Task instructions: Extract every line that includes the string "mindre".

Data supplied:
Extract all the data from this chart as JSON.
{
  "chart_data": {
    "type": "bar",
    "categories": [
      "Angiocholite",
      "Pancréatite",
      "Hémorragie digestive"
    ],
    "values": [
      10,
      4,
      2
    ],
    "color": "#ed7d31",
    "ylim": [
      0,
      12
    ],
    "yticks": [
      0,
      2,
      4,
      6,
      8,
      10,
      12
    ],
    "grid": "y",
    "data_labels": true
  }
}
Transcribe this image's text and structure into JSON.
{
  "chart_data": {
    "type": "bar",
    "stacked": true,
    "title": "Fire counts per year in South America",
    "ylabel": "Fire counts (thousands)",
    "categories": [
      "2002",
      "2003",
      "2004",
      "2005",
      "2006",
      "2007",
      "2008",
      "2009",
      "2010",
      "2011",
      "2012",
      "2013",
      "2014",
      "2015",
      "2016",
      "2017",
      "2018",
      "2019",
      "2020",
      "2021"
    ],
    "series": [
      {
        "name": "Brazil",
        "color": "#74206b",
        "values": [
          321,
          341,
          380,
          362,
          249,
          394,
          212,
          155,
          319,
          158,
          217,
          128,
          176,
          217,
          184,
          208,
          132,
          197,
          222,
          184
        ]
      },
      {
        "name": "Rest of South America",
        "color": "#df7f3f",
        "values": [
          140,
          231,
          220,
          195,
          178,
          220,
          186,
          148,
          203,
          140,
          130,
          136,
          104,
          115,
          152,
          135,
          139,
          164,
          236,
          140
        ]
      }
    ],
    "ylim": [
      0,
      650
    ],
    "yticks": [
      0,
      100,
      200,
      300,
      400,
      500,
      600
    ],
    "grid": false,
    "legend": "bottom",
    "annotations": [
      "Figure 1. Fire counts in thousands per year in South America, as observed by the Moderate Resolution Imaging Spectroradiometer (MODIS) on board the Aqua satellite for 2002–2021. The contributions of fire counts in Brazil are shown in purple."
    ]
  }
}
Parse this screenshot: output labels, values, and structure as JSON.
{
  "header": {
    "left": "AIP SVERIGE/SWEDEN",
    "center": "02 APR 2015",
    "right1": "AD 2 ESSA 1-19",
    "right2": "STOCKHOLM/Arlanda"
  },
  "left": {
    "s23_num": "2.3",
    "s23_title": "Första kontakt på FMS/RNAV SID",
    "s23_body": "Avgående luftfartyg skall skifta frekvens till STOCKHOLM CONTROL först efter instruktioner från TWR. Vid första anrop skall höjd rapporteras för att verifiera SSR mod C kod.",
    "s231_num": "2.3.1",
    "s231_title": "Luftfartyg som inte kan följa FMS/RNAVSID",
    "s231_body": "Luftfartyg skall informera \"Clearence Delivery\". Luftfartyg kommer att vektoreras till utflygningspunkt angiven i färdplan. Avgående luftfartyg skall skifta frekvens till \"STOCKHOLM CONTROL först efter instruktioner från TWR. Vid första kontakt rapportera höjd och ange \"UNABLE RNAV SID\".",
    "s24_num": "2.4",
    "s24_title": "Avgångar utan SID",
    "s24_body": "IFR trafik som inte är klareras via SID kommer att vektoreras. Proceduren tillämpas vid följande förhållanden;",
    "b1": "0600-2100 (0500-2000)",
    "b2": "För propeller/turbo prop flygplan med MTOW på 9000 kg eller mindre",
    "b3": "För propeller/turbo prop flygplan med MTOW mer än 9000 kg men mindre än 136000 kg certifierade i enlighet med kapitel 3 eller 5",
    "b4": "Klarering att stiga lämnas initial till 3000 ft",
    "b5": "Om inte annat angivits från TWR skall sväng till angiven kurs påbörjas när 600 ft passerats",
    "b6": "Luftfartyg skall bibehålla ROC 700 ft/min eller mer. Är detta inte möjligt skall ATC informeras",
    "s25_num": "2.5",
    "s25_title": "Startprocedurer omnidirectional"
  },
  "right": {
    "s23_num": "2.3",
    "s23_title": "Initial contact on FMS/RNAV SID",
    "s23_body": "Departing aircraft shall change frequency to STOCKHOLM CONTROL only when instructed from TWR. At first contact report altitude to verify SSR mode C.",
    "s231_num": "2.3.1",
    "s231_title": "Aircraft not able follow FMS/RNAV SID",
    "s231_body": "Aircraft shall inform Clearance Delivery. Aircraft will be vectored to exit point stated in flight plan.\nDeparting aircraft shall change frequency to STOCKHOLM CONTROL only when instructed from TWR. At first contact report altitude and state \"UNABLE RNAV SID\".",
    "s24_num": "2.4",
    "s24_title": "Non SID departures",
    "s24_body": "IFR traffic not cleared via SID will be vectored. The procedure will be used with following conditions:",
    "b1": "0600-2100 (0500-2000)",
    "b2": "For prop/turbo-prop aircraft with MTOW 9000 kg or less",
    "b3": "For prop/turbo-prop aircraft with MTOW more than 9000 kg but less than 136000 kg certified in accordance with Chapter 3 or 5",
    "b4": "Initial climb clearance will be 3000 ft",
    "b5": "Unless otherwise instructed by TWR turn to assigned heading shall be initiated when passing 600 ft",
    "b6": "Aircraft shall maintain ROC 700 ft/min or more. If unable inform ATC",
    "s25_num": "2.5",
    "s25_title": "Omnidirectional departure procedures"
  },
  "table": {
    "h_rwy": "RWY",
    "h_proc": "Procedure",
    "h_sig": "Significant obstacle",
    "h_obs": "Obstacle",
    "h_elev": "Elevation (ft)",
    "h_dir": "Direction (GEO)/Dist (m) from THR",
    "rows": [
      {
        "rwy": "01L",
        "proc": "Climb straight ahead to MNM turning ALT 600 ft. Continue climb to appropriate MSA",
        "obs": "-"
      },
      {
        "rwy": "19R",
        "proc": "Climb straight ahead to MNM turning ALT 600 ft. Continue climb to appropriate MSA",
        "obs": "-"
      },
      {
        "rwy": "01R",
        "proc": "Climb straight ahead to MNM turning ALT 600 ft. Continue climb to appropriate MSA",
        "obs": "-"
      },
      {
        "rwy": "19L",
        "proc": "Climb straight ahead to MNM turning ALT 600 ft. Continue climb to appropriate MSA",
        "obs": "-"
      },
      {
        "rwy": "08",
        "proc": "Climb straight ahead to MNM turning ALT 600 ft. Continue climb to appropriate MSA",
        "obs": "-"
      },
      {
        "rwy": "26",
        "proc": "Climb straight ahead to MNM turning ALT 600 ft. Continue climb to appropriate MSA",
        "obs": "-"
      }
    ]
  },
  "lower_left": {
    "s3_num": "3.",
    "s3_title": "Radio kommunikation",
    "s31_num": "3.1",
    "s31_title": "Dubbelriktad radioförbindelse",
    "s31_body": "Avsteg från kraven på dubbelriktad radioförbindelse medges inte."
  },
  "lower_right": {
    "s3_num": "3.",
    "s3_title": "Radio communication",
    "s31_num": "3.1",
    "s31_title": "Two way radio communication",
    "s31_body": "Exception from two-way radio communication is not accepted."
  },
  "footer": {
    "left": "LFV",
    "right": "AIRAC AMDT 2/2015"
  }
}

The completed task:
    "b2": "För propeller/turbo prop flygplan med MTOW på 9000 kg eller mindre",
    "b3": "För propeller/turbo prop flygplan med MTOW mer än 9000 kg men mindre än 136000 kg certifierade i enlighet med kapitel 3 eller 5",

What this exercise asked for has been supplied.